(Exercise aim): What is the number of lines in the entries that include the word "frac"? Respond with the number only.

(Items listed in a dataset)
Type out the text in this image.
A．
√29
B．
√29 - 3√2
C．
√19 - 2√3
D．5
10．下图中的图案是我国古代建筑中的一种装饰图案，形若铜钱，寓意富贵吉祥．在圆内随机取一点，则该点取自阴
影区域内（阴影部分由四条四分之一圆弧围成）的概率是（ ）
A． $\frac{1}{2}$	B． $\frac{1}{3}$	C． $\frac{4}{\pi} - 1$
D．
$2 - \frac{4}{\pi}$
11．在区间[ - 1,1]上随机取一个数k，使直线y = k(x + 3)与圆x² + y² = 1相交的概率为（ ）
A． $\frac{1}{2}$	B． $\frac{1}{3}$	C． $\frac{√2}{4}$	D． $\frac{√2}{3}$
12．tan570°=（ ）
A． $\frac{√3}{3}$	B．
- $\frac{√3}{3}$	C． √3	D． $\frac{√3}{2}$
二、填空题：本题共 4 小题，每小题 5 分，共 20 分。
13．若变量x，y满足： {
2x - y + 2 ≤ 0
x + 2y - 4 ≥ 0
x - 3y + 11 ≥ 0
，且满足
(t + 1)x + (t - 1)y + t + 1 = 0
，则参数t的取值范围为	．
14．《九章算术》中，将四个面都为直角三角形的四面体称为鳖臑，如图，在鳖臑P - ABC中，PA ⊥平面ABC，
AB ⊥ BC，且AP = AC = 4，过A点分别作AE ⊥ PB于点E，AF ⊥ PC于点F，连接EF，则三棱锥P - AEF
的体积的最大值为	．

(Task response): 5